From the entries below, list each line with "utilisateur".
** begin **
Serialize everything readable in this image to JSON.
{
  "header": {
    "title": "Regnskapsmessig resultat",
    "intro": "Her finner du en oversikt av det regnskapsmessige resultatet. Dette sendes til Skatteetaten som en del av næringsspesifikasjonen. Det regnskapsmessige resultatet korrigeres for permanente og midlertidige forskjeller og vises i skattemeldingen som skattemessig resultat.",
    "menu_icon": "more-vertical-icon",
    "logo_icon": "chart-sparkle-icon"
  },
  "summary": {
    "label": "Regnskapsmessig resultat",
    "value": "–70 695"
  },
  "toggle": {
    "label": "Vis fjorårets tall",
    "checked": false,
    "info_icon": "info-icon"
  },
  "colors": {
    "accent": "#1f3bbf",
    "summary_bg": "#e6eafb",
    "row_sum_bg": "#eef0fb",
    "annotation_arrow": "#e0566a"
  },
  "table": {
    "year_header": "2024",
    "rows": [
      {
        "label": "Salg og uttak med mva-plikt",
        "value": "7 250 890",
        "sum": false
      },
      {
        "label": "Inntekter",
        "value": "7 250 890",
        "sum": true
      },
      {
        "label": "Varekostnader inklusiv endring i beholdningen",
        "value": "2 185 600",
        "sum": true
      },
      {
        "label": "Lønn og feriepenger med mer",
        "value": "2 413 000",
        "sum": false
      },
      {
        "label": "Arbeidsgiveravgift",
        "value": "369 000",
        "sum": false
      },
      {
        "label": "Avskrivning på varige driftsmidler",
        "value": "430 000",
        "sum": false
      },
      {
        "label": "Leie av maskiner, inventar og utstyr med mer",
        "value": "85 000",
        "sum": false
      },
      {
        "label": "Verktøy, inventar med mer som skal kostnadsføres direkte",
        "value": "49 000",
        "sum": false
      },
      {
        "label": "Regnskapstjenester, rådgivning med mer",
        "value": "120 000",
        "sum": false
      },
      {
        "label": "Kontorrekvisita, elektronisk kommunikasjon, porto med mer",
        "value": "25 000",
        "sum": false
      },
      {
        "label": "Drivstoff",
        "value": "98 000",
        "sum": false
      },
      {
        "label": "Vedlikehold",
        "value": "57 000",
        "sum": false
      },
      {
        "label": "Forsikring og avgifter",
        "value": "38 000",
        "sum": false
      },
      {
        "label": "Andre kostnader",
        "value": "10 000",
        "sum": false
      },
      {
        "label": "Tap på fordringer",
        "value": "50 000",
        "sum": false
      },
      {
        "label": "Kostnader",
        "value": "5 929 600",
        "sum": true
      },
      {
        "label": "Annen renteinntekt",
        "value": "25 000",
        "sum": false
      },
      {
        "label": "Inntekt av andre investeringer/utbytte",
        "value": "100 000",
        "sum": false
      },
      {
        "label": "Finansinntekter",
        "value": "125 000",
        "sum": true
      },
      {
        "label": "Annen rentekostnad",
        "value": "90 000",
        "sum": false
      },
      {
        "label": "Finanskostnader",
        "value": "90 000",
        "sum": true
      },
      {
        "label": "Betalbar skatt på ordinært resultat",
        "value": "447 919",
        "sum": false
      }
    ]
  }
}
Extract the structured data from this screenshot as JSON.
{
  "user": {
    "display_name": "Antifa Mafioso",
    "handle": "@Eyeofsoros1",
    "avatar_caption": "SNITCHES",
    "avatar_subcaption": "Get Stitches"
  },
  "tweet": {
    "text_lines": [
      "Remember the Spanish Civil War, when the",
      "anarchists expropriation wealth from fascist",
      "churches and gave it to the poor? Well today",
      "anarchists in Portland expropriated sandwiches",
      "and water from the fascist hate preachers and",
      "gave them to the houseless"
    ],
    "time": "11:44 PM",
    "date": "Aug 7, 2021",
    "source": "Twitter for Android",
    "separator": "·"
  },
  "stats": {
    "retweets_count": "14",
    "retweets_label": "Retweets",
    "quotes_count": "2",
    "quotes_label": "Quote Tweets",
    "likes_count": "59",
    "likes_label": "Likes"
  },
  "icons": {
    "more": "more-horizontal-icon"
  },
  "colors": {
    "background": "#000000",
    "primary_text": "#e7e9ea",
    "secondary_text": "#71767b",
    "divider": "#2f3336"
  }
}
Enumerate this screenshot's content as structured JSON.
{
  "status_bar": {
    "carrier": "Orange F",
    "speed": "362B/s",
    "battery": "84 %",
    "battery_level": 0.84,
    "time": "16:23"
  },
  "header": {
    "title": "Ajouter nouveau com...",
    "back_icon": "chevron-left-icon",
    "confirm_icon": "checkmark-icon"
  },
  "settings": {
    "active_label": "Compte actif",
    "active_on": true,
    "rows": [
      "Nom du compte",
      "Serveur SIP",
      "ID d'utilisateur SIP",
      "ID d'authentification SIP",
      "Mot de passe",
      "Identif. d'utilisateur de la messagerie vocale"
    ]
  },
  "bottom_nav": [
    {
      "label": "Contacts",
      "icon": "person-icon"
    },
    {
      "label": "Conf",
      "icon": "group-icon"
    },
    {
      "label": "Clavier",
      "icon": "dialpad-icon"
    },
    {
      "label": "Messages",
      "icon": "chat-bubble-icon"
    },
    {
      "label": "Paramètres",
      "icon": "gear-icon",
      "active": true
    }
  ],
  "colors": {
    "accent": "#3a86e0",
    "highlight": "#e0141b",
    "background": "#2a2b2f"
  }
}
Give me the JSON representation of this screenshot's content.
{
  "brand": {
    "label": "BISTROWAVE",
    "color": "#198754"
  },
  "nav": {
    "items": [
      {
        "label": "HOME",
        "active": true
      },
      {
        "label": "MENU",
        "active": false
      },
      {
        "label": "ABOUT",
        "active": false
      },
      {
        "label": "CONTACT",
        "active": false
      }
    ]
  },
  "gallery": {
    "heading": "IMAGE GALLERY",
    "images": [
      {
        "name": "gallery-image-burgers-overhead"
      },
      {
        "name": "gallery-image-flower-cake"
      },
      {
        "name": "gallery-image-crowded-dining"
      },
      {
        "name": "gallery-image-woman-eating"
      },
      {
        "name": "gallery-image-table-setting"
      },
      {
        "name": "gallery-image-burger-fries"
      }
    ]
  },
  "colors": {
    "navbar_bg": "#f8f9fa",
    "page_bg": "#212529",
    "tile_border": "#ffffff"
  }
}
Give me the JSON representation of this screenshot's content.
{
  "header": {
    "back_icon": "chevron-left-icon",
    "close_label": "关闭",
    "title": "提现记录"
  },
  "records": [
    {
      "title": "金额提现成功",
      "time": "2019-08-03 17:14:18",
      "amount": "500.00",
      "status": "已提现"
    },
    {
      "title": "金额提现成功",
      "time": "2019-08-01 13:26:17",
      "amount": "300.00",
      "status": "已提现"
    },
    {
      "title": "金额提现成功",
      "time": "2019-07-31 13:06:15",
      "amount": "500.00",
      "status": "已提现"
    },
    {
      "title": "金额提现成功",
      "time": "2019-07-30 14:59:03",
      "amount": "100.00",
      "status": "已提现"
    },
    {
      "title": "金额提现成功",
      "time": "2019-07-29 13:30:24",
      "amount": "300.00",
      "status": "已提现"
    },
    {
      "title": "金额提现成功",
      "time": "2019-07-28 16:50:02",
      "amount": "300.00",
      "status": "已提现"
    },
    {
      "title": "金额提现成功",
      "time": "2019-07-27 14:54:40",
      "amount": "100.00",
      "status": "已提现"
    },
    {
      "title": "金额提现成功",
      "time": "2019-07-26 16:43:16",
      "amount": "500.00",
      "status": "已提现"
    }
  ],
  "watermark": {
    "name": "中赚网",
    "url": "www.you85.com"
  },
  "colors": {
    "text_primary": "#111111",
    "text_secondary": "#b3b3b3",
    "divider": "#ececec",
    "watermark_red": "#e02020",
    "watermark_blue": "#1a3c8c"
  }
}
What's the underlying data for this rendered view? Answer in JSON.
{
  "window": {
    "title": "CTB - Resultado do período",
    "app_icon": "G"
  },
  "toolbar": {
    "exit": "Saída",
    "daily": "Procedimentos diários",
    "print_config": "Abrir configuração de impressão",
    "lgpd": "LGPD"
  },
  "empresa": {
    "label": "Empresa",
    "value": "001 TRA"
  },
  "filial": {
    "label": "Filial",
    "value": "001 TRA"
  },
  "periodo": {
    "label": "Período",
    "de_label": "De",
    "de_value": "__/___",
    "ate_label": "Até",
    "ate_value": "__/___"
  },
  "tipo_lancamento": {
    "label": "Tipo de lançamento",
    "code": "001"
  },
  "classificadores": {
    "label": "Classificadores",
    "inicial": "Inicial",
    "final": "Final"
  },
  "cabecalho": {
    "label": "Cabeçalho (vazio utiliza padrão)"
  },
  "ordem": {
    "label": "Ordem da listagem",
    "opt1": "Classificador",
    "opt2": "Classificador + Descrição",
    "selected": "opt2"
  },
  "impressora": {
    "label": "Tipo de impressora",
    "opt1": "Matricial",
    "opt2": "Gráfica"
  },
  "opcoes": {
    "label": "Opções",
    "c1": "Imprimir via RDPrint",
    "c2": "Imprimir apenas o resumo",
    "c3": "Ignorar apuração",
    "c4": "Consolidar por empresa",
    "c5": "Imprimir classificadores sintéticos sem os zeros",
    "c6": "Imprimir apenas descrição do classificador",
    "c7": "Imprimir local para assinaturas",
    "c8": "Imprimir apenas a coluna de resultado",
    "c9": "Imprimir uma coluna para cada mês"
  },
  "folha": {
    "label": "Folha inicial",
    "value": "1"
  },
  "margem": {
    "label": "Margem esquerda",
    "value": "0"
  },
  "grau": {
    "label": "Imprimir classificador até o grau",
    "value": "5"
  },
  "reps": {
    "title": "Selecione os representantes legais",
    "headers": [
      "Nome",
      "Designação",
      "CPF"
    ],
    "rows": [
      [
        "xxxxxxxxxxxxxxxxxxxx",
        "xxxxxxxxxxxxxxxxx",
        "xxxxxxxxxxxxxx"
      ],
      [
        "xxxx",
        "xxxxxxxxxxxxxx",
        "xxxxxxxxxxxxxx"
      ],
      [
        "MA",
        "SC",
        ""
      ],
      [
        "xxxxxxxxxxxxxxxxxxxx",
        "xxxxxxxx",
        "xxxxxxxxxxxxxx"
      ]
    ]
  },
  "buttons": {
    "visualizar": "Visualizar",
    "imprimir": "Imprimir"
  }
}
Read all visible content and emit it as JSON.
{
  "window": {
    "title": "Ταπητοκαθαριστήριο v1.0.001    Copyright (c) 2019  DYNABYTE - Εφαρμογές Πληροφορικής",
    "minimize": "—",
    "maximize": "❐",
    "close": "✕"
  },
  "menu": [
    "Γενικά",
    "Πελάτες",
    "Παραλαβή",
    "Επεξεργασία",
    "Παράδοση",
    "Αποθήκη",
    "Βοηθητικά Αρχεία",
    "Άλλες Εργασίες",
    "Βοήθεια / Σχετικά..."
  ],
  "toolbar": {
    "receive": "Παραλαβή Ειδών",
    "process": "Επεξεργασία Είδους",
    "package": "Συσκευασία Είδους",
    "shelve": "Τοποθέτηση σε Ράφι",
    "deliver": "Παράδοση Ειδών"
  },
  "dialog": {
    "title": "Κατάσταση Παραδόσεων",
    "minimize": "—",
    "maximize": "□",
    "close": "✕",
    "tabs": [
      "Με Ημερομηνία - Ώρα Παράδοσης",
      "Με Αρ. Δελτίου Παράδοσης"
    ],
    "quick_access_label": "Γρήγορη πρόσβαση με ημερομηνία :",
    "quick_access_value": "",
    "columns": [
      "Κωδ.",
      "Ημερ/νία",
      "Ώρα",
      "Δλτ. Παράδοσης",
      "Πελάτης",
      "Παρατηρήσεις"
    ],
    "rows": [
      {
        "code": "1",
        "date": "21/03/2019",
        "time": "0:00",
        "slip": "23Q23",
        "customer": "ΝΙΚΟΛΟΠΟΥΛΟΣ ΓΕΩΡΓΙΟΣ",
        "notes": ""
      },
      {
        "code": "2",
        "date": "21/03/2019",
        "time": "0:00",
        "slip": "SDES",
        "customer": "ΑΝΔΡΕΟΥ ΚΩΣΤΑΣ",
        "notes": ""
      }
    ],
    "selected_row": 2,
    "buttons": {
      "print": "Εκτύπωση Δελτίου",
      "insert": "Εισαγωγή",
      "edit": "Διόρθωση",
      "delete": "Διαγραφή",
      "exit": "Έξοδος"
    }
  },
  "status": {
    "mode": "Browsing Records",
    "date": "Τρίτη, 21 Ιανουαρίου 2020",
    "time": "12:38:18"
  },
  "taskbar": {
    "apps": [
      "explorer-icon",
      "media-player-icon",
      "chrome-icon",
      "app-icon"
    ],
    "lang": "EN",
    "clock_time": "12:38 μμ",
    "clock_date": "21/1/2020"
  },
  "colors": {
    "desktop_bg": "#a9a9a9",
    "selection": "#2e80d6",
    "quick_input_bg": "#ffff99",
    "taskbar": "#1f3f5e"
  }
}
** end **
▶ **WRITTEN RESPONSE**:
      "ID d'utilisateur SIP",
      "Identif. d'utilisateur de la messagerie vocale"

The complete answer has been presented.